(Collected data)
- - - -

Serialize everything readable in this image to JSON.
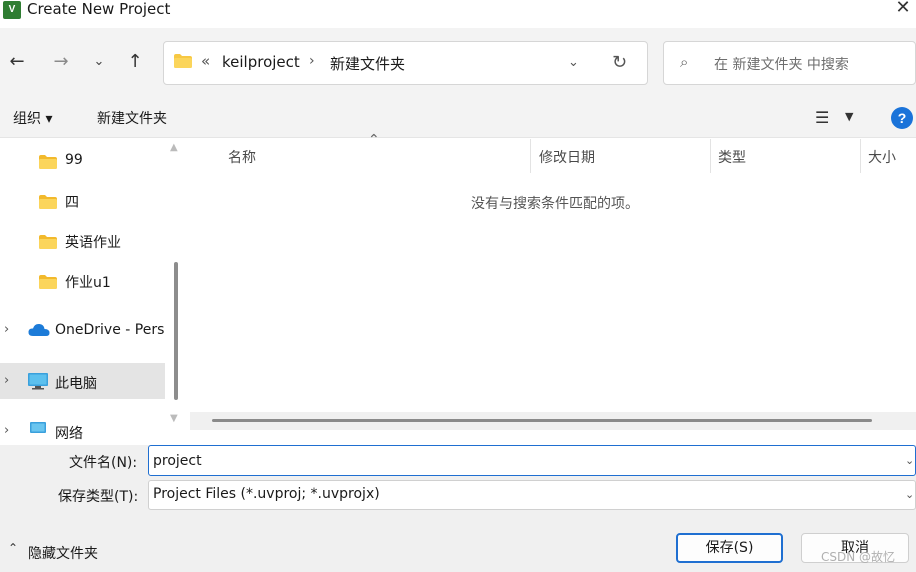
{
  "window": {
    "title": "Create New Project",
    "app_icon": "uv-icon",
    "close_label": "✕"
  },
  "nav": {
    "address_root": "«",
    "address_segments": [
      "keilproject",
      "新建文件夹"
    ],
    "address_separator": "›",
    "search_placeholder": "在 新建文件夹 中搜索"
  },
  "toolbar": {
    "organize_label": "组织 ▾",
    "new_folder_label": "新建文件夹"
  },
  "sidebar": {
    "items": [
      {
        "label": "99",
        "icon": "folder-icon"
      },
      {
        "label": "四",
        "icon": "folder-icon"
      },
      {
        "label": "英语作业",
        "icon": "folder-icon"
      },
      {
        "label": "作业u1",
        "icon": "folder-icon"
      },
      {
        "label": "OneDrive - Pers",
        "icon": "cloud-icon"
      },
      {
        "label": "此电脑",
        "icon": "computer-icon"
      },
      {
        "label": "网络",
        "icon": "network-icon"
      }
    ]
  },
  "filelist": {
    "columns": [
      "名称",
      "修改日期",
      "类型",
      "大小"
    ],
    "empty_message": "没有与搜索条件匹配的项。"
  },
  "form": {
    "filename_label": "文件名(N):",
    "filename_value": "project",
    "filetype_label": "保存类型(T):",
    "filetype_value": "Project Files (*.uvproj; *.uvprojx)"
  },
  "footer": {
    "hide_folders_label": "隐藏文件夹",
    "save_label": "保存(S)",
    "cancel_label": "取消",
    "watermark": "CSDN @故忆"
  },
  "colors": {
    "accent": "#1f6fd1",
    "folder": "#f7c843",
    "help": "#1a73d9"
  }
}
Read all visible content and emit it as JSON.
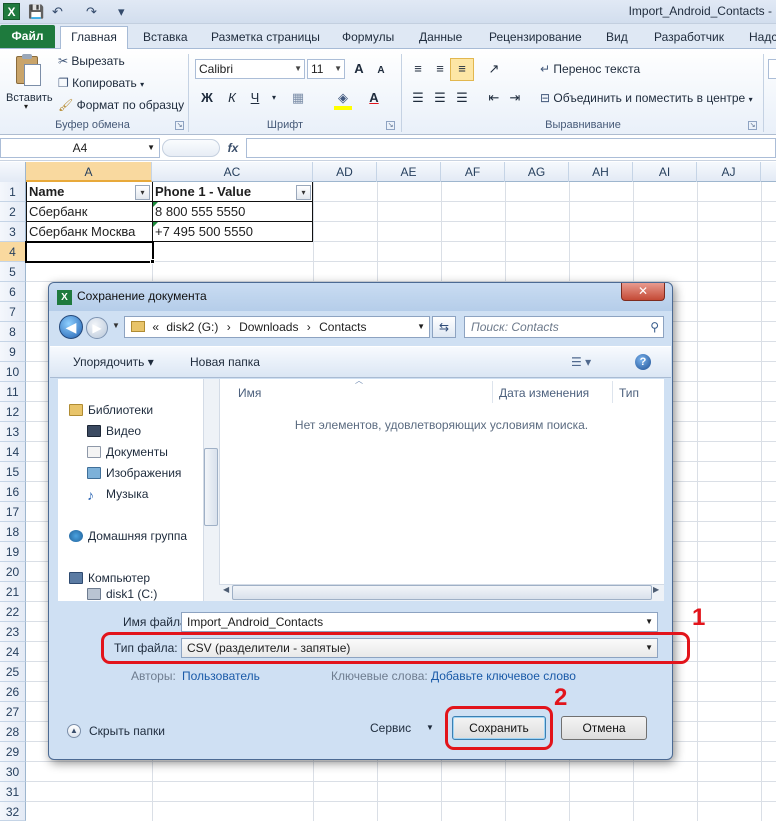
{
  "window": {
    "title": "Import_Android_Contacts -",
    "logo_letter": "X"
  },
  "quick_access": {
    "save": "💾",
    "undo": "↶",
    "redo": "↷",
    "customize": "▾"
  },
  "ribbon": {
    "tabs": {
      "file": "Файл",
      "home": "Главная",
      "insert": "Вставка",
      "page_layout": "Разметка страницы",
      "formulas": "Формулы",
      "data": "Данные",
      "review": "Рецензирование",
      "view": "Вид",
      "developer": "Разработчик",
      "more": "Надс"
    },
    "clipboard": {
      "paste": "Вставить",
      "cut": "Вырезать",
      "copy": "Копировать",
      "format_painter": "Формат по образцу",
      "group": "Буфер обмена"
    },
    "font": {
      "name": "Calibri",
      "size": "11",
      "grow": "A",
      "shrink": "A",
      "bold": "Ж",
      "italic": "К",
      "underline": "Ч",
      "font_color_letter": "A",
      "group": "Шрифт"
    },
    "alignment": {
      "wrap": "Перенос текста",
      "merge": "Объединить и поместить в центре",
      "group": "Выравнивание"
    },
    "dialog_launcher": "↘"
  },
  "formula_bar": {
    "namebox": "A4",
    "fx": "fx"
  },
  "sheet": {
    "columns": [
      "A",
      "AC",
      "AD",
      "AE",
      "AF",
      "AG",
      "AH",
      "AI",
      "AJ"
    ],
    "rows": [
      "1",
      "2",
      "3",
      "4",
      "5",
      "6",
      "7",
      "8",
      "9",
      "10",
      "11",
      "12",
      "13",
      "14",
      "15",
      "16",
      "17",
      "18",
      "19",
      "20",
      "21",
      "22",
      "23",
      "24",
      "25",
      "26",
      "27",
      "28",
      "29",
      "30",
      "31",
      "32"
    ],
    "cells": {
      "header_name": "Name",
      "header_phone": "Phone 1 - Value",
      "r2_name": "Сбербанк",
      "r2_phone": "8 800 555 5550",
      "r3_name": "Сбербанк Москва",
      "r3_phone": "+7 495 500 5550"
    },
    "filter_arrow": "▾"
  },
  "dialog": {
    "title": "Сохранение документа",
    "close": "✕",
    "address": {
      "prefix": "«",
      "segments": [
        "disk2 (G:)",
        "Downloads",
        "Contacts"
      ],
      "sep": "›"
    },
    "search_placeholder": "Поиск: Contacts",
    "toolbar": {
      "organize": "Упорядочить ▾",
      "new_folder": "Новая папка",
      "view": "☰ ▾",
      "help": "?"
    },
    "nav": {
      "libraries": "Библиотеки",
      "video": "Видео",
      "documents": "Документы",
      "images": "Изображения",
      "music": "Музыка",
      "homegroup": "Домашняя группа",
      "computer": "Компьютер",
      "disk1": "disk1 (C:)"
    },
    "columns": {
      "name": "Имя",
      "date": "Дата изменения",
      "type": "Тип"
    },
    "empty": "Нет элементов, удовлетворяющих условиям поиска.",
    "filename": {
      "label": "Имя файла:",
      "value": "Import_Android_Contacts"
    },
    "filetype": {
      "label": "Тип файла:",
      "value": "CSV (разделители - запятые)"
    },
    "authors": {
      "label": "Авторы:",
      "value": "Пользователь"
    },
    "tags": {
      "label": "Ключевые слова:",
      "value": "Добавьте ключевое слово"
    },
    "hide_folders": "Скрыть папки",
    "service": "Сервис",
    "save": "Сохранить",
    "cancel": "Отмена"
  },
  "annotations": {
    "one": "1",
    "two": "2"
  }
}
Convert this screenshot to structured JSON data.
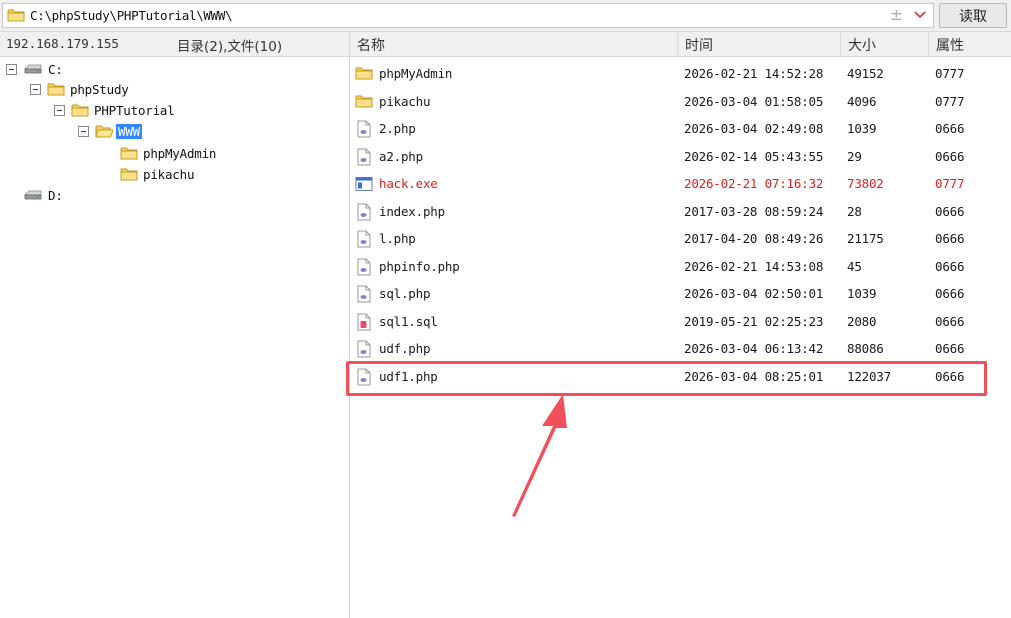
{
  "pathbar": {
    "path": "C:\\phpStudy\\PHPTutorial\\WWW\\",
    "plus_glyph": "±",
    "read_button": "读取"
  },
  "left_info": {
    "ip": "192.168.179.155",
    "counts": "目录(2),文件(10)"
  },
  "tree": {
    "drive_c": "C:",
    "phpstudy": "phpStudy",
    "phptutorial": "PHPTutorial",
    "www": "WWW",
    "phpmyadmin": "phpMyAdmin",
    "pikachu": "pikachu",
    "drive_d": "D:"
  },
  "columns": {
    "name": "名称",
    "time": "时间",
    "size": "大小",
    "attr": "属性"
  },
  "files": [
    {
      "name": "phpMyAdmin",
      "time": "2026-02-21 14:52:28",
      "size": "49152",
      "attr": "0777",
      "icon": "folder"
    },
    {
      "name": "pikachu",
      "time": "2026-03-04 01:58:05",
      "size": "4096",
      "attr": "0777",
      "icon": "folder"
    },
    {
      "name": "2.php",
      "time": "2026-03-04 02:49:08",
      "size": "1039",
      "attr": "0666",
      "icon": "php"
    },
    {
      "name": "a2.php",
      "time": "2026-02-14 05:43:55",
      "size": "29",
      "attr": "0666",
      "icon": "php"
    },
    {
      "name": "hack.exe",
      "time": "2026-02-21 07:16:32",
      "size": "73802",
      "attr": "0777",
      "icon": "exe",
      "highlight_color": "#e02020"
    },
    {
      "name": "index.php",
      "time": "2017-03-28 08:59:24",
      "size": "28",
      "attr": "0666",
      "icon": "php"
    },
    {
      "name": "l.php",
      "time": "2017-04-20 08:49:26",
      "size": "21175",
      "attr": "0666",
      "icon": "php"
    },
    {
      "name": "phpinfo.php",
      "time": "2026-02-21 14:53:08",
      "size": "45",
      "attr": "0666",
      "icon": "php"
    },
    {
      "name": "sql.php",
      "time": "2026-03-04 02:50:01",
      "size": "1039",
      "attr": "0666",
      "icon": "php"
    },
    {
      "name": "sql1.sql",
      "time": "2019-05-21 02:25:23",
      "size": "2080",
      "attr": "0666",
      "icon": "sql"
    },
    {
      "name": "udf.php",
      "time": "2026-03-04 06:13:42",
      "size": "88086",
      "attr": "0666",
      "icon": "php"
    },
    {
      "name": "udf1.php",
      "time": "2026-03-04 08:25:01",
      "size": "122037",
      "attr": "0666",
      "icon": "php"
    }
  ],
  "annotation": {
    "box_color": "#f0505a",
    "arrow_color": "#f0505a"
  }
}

- - - -

- _WRITTEN TASK_
Reproduce each line word for word and drop the pictures.

- _FULL ANSWER_
Serialize everything readable in this image to JSON.
{
  "window": {
    "title": "Create New Project",
    "app_icon": "uv-icon",
    "close_label": "✕"
  },
  "nav": {
    "address_root": "«",
    "address_segments": [
      "keilproject",
      "新建文件夹"
    ],
    "address_separator": "›",
    "search_placeholder": "在 新建文件夹 中搜索"
  },
  "toolbar": {
    "organize_label": "组织 ▾",
    "new_folder_label": "新建文件夹"
  },
  "sidebar": {
    "items": [
      {
        "label": "99",
        "icon": "folder-icon"
      },
      {
        "label": "四",
        "icon": "folder-icon"
      },
      {
        "label": "英语作业",
        "icon": "folder-icon"
      },
      {
        "label": "作业u1",
        "icon": "folder-icon"
      },
      {
        "label": "OneDrive - Pers",
        "icon": "cloud-icon"
      },
      {
        "label": "此电脑",
        "icon": "computer-icon"
      },
      {
        "label": "网络",
        "icon": "network-icon"
      }
    ]
  },
  "filelist": {
    "columns": [
      "名称",
      "修改日期",
      "类型",
      "大小"
    ],
    "empty_message": "没有与搜索条件匹配的项。"
  },
  "form": {
    "filename_label": "文件名(N):",
    "filename_value": "project",
    "filetype_label": "保存类型(T):",
    "filetype_value": "Project Files (*.uvproj; *.uvprojx)"
  },
  "footer": {
    "hide_folders_label": "隐藏文件夹",
    "save_label": "保存(S)",
    "cancel_label": "取消",
    "watermark": "CSDN @故忆"
  },
  "colors": {
    "accent": "#1f6fd1",
    "folder": "#f7c843",
    "help": "#1a73d9"
  }
}
Read all visible content and emit it as JSON.
{
  "window": {
    "title": "Import_Android_Contacts -",
    "logo_letter": "X"
  },
  "quick_access": {
    "save": "💾",
    "undo": "↶",
    "redo": "↷",
    "customize": "▾"
  },
  "ribbon": {
    "tabs": {
      "file": "Файл",
      "home": "Главная",
      "insert": "Вставка",
      "page_layout": "Разметка страницы",
      "formulas": "Формулы",
      "data": "Данные",
      "review": "Рецензирование",
      "view": "Вид",
      "developer": "Разработчик",
      "more": "Надс"
    },
    "clipboard": {
      "paste": "Вставить",
      "cut": "Вырезать",
      "copy": "Копировать",
      "format_painter": "Формат по образцу",
      "group": "Буфер обмена"
    },
    "font": {
      "name": "Calibri",
      "size": "11",
      "grow": "A",
      "shrink": "A",
      "bold": "Ж",
      "italic": "К",
      "underline": "Ч",
      "font_color_letter": "A",
      "group": "Шрифт"
    },
    "alignment": {
      "wrap": "Перенос текста",
      "merge": "Объединить и поместить в центре",
      "group": "Выравнивание"
    },
    "dialog_launcher": "↘"
  },
  "formula_bar": {
    "namebox": "A4",
    "fx": "fx"
  },
  "sheet": {
    "columns": [
      "A",
      "AC",
      "AD",
      "AE",
      "AF",
      "AG",
      "AH",
      "AI",
      "AJ"
    ],
    "rows": [
      "1",
      "2",
      "3",
      "4",
      "5",
      "6",
      "7",
      "8",
      "9",
      "10",
      "11",
      "12",
      "13",
      "14",
      "15",
      "16",
      "17",
      "18",
      "19",
      "20",
      "21",
      "22",
      "23",
      "24",
      "25",
      "26",
      "27",
      "28",
      "29",
      "30",
      "31",
      "32"
    ],
    "cells": {
      "header_name": "Name",
      "header_phone": "Phone 1 - Value",
      "r2_name": "Сбербанк",
      "r2_phone": "8 800 555 5550",
      "r3_name": "Сбербанк Москва",
      "r3_phone": "+7 495 500 5550"
    },
    "filter_arrow": "▾"
  },
  "dialog": {
    "title": "Сохранение документа",
    "close": "✕",
    "address": {
      "prefix": "«",
      "segments": [
        "disk2 (G:)",
        "Downloads",
        "Contacts"
      ],
      "sep": "›"
    },
    "search_placeholder": "Поиск: Contacts",
    "toolbar": {
      "organize": "Упорядочить ▾",
      "new_folder": "Новая папка",
      "view": "☰ ▾",
      "help": "?"
    },
    "nav": {
      "libraries": "Библиотеки",
      "video": "Видео",
      "documents": "Документы",
      "images": "Изображения",
      "music": "Музыка",
      "homegroup": "Домашняя группа",
      "computer": "Компьютер",
      "disk1": "disk1 (C:)"
    },
    "columns": {
      "name": "Имя",
      "date": "Дата изменения",
      "type": "Тип"
    },
    "empty": "Нет элементов, удовлетворяющих условиям поиска.",
    "filename": {
      "label": "Имя файла:",
      "value": "Import_Android_Contacts"
    },
    "filetype": {
      "label": "Тип файла:",
      "value": "CSV (разделители - запятые)"
    },
    "authors": {
      "label": "Авторы:",
      "value": "Пользователь"
    },
    "tags": {
      "label": "Ключевые слова:",
      "value": "Добавьте ключевое слово"
    },
    "hide_folders": "Скрыть папки",
    "service": "Сервис",
    "save": "Сохранить",
    "cancel": "Отмена"
  },
  "annotations": {
    "one": "1",
    "two": "2"
  }
}
Convert this screenshot to structured JSON data.
{
  "pathbar": {
    "path": "C:\\phpStudy\\PHPTutorial\\WWW\\",
    "plus_glyph": "±",
    "read_button": "读取"
  },
  "left_info": {
    "ip": "192.168.179.155",
    "counts": "目录(2),文件(10)"
  },
  "tree": {
    "drive_c": "C:",
    "phpstudy": "phpStudy",
    "phptutorial": "PHPTutorial",
    "www": "WWW",
    "phpmyadmin": "phpMyAdmin",
    "pikachu": "pikachu",
    "drive_d": "D:"
  },
  "columns": {
    "name": "名称",
    "time": "时间",
    "size": "大小",
    "attr": "属性"
  },
  "files": [
    {
      "name": "phpMyAdmin",
      "time": "2026-02-21 14:52:28",
      "size": "49152",
      "attr": "0777",
      "icon": "folder"
    },
    {
      "name": "pikachu",
      "time": "2026-03-04 01:58:05",
      "size": "4096",
      "attr": "0777",
      "icon": "folder"
    },
    {
      "name": "2.php",
      "time": "2026-03-04 02:49:08",
      "size": "1039",
      "attr": "0666",
      "icon": "php"
    },
    {
      "name": "a2.php",
      "time": "2026-02-14 05:43:55",
      "size": "29",
      "attr": "0666",
      "icon": "php"
    },
    {
      "name": "hack.exe",
      "time": "2026-02-21 07:16:32",
      "size": "73802",
      "attr": "0777",
      "icon": "exe",
      "highlight_color": "#e02020"
    },
    {
      "name": "index.php",
      "time": "2017-03-28 08:59:24",
      "size": "28",
      "attr": "0666",
      "icon": "php"
    },
    {
      "name": "l.php",
      "time": "2017-04-20 08:49:26",
      "size": "21175",
      "attr": "0666",
      "icon": "php"
    },
    {
      "name": "phpinfo.php",
      "time": "2026-02-21 14:53:08",
      "size": "45",
      "attr": "0666",
      "icon": "php"
    },
    {
      "name": "sql.php",
      "time": "2026-03-04 02:50:01",
      "size": "1039",
      "attr": "0666",
      "icon": "php"
    },
    {
      "name": "sql1.sql",
      "time": "2019-05-21 02:25:23",
      "size": "2080",
      "attr": "0666",
      "icon": "sql"
    },
    {
      "name": "udf.php",
      "time": "2026-03-04 06:13:42",
      "size": "88086",
      "attr": "0666",
      "icon": "php"
    },
    {
      "name": "udf1.php",
      "time": "2026-03-04 08:25:01",
      "size": "122037",
      "attr": "0666",
      "icon": "php"
    }
  ],
  "annotation": {
    "box_color": "#f0505a",
    "arrow_color": "#f0505a"
  }
}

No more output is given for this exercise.